— start —

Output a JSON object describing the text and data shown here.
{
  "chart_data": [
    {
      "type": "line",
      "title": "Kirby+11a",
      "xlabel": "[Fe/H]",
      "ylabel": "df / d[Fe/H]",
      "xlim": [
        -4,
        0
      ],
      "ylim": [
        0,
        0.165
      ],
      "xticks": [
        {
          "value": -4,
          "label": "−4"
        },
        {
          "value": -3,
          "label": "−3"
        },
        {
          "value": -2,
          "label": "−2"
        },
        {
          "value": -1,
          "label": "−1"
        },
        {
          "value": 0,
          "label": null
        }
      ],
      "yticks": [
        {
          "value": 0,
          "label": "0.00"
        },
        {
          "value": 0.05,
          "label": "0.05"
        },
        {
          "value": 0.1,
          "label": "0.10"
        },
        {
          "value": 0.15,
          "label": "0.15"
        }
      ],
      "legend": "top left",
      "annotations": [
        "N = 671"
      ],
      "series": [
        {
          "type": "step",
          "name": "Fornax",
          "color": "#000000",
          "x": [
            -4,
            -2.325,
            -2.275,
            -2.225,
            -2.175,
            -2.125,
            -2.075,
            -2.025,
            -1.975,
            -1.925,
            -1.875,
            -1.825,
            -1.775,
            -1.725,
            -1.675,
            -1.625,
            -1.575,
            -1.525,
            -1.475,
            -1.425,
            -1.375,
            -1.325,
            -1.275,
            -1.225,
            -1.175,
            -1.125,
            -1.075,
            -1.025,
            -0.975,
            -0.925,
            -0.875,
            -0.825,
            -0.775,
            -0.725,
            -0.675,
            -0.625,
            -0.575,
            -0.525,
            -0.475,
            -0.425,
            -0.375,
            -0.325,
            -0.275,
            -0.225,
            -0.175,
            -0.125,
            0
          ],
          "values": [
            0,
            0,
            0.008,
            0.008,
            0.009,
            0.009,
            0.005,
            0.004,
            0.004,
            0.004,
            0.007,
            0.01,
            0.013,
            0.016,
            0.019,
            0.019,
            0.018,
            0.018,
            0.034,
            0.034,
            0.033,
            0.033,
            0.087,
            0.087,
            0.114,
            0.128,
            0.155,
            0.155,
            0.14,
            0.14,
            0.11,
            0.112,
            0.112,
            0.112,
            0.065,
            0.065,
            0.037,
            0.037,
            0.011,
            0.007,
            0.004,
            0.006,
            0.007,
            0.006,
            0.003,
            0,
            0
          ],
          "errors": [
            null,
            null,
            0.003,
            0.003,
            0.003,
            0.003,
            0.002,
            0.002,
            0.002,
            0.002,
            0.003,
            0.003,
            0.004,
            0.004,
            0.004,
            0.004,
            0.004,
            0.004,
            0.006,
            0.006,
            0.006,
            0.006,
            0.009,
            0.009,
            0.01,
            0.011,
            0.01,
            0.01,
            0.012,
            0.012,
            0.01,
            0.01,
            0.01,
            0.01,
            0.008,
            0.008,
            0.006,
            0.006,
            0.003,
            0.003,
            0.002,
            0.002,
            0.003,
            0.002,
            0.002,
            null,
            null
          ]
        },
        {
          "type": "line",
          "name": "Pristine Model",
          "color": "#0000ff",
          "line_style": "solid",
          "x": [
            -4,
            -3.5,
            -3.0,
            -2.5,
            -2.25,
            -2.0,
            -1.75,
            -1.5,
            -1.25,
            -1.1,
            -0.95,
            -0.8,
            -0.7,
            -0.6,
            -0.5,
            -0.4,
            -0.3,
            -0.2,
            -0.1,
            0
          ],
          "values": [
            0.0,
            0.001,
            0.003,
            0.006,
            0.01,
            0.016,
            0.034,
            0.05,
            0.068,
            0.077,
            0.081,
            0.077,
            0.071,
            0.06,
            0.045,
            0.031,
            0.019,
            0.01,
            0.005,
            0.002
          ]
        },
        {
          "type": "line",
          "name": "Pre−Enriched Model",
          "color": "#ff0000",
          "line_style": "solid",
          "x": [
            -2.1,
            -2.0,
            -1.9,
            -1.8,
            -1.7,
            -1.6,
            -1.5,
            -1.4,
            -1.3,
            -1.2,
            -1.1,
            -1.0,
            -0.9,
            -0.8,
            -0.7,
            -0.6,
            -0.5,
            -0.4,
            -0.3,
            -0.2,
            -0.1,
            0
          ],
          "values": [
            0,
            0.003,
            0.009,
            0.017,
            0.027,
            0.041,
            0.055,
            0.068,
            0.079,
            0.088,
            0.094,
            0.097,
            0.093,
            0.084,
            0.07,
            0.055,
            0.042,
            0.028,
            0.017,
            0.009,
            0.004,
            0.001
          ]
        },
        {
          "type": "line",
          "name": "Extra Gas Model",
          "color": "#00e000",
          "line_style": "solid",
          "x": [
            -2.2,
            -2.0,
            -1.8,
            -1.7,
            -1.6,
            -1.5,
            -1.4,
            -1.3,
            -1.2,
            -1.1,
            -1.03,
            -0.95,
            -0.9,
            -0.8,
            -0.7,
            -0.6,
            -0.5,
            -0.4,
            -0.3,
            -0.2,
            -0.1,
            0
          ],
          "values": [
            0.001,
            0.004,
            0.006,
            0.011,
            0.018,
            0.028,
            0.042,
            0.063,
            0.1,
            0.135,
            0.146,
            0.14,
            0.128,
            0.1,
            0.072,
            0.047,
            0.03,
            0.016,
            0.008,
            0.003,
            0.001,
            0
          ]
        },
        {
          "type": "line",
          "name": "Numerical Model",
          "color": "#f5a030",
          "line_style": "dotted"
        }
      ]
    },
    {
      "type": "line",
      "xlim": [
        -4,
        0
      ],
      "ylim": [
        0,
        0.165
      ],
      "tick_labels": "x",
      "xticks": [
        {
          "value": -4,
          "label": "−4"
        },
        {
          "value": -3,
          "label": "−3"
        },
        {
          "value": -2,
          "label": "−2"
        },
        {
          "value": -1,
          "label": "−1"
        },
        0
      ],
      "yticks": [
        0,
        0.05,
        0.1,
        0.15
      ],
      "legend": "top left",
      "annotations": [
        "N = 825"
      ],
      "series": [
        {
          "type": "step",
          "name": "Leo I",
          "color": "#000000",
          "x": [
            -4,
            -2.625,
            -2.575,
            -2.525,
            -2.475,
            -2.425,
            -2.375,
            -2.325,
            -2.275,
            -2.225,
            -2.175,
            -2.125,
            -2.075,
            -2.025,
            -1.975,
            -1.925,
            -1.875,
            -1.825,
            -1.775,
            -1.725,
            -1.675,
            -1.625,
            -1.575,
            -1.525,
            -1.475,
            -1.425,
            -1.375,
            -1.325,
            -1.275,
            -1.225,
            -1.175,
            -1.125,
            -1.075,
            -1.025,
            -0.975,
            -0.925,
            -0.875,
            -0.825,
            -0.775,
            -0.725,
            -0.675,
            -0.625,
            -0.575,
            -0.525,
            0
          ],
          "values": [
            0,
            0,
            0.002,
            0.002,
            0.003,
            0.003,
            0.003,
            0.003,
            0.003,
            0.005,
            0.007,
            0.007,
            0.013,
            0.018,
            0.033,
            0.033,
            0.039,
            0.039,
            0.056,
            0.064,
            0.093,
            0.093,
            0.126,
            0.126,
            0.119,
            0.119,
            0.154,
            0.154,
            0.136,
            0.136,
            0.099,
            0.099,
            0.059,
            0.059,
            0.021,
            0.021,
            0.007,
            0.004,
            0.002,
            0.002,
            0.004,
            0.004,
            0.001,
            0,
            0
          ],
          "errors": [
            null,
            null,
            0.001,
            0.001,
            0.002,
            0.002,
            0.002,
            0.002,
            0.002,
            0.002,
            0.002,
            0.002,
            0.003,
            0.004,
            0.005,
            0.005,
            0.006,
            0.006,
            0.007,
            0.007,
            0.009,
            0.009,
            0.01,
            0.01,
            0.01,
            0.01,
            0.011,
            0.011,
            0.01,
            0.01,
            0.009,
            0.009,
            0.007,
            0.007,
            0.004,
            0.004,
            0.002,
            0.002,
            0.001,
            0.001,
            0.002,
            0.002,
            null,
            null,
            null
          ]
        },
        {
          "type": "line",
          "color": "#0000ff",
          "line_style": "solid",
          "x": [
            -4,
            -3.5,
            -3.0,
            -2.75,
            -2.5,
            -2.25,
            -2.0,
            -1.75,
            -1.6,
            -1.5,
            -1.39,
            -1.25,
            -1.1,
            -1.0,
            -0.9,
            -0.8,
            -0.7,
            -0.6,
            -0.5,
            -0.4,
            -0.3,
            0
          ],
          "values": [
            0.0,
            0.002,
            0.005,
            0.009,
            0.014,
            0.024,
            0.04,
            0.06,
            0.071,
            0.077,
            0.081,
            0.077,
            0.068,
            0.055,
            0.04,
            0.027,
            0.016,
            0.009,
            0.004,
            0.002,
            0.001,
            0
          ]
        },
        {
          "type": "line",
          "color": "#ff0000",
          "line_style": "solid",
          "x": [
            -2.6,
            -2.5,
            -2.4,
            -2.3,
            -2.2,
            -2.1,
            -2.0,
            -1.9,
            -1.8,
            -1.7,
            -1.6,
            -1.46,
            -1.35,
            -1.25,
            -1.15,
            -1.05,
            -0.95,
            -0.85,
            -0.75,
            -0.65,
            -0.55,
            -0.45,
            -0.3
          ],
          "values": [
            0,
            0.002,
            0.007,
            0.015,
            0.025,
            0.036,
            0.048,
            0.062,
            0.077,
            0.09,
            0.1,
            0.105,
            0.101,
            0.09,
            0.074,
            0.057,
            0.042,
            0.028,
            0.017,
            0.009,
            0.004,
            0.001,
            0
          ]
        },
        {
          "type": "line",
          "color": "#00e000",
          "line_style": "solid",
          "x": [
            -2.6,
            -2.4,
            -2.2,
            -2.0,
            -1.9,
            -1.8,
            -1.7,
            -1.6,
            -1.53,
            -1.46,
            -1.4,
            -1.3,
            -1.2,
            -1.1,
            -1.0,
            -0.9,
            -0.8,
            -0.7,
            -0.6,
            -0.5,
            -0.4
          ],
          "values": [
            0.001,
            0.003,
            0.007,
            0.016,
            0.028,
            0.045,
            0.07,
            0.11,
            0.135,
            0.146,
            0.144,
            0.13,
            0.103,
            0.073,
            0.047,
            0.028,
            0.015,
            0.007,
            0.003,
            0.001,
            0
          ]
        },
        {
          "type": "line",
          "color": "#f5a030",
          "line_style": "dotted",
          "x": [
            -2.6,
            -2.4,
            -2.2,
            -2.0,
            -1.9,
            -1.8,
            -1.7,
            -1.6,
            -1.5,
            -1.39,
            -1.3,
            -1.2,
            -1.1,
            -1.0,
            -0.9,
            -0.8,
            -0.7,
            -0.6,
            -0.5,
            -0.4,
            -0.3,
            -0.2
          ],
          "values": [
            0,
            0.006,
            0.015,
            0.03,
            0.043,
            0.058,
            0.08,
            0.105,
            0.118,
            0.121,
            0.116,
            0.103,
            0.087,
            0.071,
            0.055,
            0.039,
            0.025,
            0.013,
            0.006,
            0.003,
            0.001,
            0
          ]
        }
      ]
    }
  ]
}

— end —

## Short task
Each line that has the word "name" should be copied.

## The response
          "name": "Fornax",
          "name": "Pristine Model",
          "name": "Pre−Enriched Model",
          "name": "Extra Gas Model",
          "name": "Numerical Model",
          "name": "Leo I",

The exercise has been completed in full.